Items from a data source
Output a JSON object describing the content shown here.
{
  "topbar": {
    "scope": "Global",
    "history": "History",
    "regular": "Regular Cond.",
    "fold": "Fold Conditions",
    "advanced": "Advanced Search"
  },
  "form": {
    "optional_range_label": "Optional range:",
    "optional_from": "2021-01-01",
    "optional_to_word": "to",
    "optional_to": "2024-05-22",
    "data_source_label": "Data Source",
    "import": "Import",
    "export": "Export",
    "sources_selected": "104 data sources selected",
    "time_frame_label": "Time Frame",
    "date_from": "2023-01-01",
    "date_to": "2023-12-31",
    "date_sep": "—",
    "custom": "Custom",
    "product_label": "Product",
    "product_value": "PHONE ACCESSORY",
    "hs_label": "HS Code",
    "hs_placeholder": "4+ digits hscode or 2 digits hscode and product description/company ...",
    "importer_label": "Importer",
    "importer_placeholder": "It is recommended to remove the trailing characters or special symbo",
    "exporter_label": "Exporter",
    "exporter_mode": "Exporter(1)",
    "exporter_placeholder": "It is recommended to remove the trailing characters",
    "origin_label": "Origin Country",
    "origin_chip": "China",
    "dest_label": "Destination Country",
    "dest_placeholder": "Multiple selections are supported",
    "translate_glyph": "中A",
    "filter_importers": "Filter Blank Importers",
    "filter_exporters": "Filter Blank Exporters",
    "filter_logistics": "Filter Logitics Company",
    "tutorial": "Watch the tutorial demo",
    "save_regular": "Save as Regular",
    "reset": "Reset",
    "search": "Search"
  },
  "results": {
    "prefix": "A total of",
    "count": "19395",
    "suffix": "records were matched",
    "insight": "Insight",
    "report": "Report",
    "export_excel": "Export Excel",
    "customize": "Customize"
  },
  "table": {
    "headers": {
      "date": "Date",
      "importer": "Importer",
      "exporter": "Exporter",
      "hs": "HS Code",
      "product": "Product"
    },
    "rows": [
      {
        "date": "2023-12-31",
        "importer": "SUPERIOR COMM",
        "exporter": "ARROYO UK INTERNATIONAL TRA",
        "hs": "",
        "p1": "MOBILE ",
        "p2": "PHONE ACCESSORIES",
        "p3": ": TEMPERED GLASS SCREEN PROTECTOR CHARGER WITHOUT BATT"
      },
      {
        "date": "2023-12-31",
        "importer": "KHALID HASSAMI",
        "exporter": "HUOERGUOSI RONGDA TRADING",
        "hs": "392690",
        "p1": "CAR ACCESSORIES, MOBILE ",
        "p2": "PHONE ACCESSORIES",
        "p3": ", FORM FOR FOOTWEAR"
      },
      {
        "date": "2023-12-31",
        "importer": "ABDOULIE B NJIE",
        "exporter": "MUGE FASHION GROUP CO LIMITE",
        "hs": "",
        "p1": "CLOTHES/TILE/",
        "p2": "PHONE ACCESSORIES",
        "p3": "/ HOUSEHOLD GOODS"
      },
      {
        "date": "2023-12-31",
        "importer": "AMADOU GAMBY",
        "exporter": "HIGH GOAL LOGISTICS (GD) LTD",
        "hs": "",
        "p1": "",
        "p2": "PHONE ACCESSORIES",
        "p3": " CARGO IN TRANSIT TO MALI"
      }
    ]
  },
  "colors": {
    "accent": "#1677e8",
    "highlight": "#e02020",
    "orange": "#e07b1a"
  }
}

■ JOB
Print the records above in full, exactly.

■ EXERCISE RESULT
Output a JSON object describing the content shown here.
{
  "topbar": {
    "scope": "Global",
    "history": "History",
    "regular": "Regular Cond.",
    "fold": "Fold Conditions",
    "advanced": "Advanced Search"
  },
  "form": {
    "optional_range_label": "Optional range:",
    "optional_from": "2021-01-01",
    "optional_to_word": "to",
    "optional_to": "2024-05-22",
    "data_source_label": "Data Source",
    "import": "Import",
    "export": "Export",
    "sources_selected": "104 data sources selected",
    "time_frame_label": "Time Frame",
    "date_from": "2023-01-01",
    "date_to": "2023-12-31",
    "date_sep": "—",
    "custom": "Custom",
    "product_label": "Product",
    "product_value": "PHONE ACCESSORY",
    "hs_label": "HS Code",
    "hs_placeholder": "4+ digits hscode or 2 digits hscode and product description/company ...",
    "importer_label": "Importer",
    "importer_placeholder": "It is recommended to remove the trailing characters or special symbo",
    "exporter_label": "Exporter",
    "exporter_mode": "Exporter(1)",
    "exporter_placeholder": "It is recommended to remove the trailing characters",
    "origin_label": "Origin Country",
    "origin_chip": "China",
    "dest_label": "Destination Country",
    "dest_placeholder": "Multiple selections are supported",
    "translate_glyph": "中A",
    "filter_importers": "Filter Blank Importers",
    "filter_exporters": "Filter Blank Exporters",
    "filter_logistics": "Filter Logitics Company",
    "tutorial": "Watch the tutorial demo",
    "save_regular": "Save as Regular",
    "reset": "Reset",
    "search": "Search"
  },
  "results": {
    "prefix": "A total of",
    "count": "19395",
    "suffix": "records were matched",
    "insight": "Insight",
    "report": "Report",
    "export_excel": "Export Excel",
    "customize": "Customize"
  },
  "table": {
    "headers": {
      "date": "Date",
      "importer": "Importer",
      "exporter": "Exporter",
      "hs": "HS Code",
      "product": "Product"
    },
    "rows": [
      {
        "date": "2023-12-31",
        "importer": "SUPERIOR COMM",
        "exporter": "ARROYO UK INTERNATIONAL TRA",
        "hs": "",
        "p1": "MOBILE ",
        "p2": "PHONE ACCESSORIES",
        "p3": ": TEMPERED GLASS SCREEN PROTECTOR CHARGER WITHOUT BATT"
      },
      {
        "date": "2023-12-31",
        "importer": "KHALID HASSAMI",
        "exporter": "HUOERGUOSI RONGDA TRADING",
        "hs": "392690",
        "p1": "CAR ACCESSORIES, MOBILE ",
        "p2": "PHONE ACCESSORIES",
        "p3": ", FORM FOR FOOTWEAR"
      },
      {
        "date": "2023-12-31",
        "importer": "ABDOULIE B NJIE",
        "exporter": "MUGE FASHION GROUP CO LIMITE",
        "hs": "",
        "p1": "CLOTHES/TILE/",
        "p2": "PHONE ACCESSORIES",
        "p3": "/ HOUSEHOLD GOODS"
      },
      {
        "date": "2023-12-31",
        "importer": "AMADOU GAMBY",
        "exporter": "HIGH GOAL LOGISTICS (GD) LTD",
        "hs": "",
        "p1": "",
        "p2": "PHONE ACCESSORIES",
        "p3": " CARGO IN TRANSIT TO MALI"
      }
    ]
  },
  "colors": {
    "accent": "#1677e8",
    "highlight": "#e02020",
    "orange": "#e07b1a"
  }
}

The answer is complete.